= TAREFAS E EXERCÍCIOS =
• a. Transcreva palavra por palavra o trecho do texto sobre Sambre que começa nas palavras "Explico com um" e termina depois de "de desfecho trágico.".
• b. Cite sem alterações as linhas dos registos, da primeira até à linha que contém "last-name-label: Last Name", incluindo ambas.

= TEXTO =
Viver em função da vingança
Os acasos - editoriais - têm destas coisas e, 20 anos depois, Yslaire ressurge no mercado português e logo em dose dupla. Com Menina Baudelaire, em edição da Ala dos Livros, uma biografia do poeta maldito sobre a qual escrevi aqui na semana passada, e com este Sambre, V/VI, da Arte de Autor, também ele um regresso.
Explico com um pouco de arqueologia editorial: na mudança do século, os quatro volumes do primeiro ciclo de Sambre, uma interessante e sedutora proposta dessa época, foi editado em português a dois tempos: o primeiro volume, pela Baleiazul, e os três seguintes pela Witloof, duas editoras já extintas.
Trata-se de um drama de época, uma trágica história de amor entre Bernard Sambre, filho de uma família da província relativamente abastada e Julie, uma rapariga do povo, contrariada pela família dele, devido aos olhos vermelhos da jovem, supostamente portadores de uma maldição para os Sambre. Com a revolução de 1848, que conduziu à Segunda República Francesa, como pano de fundo, esse ciclo correspondente à Segunda geração - que a Arte de Autor se propõe reeditar em breve, também em volumes duplos - revelava-se uma história forte e violenta, de desfecho trágico.

= DADOS APRESENTADOS =
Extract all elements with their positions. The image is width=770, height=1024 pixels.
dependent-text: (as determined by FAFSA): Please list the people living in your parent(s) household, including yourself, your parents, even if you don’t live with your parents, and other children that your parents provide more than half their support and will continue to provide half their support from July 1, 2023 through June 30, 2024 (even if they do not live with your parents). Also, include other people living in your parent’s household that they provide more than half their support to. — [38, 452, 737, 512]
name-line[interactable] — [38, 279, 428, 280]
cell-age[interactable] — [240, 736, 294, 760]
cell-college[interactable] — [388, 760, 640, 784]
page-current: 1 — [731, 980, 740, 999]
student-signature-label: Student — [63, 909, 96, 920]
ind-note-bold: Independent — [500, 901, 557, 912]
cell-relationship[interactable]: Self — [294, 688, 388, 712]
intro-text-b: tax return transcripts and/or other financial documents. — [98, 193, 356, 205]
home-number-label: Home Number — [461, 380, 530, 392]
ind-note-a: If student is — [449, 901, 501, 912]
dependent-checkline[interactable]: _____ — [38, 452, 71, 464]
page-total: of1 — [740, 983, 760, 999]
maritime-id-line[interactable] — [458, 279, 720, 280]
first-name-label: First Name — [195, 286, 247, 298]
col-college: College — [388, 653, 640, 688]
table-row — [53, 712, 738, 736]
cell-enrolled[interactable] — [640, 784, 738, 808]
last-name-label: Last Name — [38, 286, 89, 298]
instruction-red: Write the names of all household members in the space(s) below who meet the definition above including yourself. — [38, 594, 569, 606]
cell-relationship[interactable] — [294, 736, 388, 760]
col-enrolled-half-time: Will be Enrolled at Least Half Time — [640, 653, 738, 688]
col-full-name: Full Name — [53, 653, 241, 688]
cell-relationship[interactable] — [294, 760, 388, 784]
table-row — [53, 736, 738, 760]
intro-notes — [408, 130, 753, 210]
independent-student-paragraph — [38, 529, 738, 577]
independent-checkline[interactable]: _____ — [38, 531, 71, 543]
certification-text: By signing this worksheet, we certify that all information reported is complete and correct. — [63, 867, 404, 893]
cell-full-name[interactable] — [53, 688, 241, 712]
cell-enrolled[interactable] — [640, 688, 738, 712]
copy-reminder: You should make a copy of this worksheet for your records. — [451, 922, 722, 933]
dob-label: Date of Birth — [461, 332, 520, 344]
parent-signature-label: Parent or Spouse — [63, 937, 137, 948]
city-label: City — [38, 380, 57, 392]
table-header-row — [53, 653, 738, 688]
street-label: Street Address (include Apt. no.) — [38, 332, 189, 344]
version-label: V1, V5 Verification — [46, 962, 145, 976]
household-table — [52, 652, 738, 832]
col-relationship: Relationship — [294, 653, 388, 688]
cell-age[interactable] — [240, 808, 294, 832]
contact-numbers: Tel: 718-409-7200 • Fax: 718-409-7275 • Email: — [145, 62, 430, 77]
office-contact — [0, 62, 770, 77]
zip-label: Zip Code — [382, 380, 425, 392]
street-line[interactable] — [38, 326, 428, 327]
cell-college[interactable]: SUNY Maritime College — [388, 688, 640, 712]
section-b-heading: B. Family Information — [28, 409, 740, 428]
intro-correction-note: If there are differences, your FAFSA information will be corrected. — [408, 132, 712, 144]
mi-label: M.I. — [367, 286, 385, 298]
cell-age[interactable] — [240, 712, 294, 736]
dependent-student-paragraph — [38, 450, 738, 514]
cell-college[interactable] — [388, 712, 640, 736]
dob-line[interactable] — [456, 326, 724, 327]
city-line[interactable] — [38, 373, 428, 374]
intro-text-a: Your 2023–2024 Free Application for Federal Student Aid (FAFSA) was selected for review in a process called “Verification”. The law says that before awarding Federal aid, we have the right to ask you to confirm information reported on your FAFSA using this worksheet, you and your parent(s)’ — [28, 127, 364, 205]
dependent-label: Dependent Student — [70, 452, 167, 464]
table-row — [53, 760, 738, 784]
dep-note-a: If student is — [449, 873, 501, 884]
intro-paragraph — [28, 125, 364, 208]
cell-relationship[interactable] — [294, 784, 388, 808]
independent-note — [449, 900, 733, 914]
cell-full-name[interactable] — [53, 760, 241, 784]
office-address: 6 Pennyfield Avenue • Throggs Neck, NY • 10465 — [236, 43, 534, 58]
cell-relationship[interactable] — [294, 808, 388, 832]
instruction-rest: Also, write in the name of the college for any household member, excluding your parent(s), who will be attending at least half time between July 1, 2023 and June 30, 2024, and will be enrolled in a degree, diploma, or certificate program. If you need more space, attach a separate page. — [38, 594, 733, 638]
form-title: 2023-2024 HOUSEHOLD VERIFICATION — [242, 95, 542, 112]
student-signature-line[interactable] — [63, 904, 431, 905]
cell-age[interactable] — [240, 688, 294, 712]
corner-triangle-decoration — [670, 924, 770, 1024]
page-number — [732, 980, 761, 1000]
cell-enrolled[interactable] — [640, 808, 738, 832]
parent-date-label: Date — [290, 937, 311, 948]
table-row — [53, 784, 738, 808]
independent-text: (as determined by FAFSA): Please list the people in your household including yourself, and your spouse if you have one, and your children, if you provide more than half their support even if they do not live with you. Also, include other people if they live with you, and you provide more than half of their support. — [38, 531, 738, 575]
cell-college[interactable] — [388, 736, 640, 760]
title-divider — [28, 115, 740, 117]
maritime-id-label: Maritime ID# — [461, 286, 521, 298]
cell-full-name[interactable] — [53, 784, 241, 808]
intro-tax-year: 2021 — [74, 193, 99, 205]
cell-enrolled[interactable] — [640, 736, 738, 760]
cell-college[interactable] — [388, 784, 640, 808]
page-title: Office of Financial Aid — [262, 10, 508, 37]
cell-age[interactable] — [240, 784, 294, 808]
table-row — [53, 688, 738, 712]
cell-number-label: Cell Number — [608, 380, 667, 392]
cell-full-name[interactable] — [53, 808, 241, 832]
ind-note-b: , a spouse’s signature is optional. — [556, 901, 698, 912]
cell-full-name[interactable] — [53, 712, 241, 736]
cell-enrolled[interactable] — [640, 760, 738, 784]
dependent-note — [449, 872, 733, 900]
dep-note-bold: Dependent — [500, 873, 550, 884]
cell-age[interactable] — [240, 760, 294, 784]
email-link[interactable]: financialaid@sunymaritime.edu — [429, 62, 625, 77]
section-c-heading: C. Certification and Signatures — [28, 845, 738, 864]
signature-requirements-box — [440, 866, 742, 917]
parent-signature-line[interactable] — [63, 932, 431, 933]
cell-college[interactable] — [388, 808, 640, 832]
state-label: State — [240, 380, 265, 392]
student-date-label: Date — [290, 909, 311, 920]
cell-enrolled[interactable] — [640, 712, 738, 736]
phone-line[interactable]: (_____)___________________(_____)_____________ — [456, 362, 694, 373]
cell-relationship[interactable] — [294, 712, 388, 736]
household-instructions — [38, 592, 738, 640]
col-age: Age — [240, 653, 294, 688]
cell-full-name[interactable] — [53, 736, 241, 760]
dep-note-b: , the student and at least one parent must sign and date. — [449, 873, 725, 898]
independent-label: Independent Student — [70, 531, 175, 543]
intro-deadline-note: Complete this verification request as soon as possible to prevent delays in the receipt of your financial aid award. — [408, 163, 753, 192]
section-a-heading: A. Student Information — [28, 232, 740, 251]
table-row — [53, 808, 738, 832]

= SOLUÇÕES DOS EXERCÍCIOS =
• a.
Explico com um pouco de arqueologia editorial: na mudança do século, os quatro volumes do primeiro ciclo de Sambre, uma interessante e sedutora proposta dessa época, foi editado em português a dois tempos: o primeiro volume, pela Baleiazul, e os três seguintes pela Witloof, duas editoras já extintas.
Trata-se de um drama de época, uma trágica história de amor entre Bernard Sambre, filho de uma família da província relativamente abastada e Julie, uma rapariga do povo, contrariada pela família dele, devido aos olhos vermelhos da jovem, supostamente portadores de uma maldição para os Sambre. Com a revolução de 1848, que conduziu à Segunda República Francesa, como pano de fundo, esse ciclo correspondente à Segunda geração - que a Arte de Autor se propõe reeditar em breve, também em volumes duplos - revelava-se uma história forte e violenta, de desfecho trágico.

• b.
Extract all elements with their positions. The image is width=770, height=1024 pixels.
dependent-text: (as determined by FAFSA): Please list the people living in your parent(s) household, including yourself, your parents, even if you don’t live with your parents, and other children that your parents provide more than half their support and will continue to provide half their support from July 1, 2023 through June 30, 2024 (even if they do not live with your parents). Also, include other people living in your parent’s household that they provide more than half their support to. — [38, 452, 737, 512]
name-line[interactable] — [38, 279, 428, 280]
cell-age[interactable] — [240, 736, 294, 760]
cell-college[interactable] — [388, 760, 640, 784]
page-current: 1 — [731, 980, 740, 999]
student-signature-label: Student — [63, 909, 96, 920]
ind-note-bold: Independent — [500, 901, 557, 912]
cell-relationship[interactable]: Self — [294, 688, 388, 712]
intro-text-b: tax return transcripts and/or other financial documents. — [98, 193, 356, 205]
home-number-label: Home Number — [461, 380, 530, 392]
ind-note-a: If student is — [449, 901, 501, 912]
dependent-checkline[interactable]: _____ — [38, 452, 71, 464]
page-total: of1 — [740, 983, 760, 999]
maritime-id-line[interactable] — [458, 279, 720, 280]
first-name-label: First Name — [195, 286, 247, 298]
col-college: College — [388, 653, 640, 688]
table-row — [53, 712, 738, 736]
cell-enrolled[interactable] — [640, 784, 738, 808]
last-name-label: Last Name — [38, 286, 89, 298]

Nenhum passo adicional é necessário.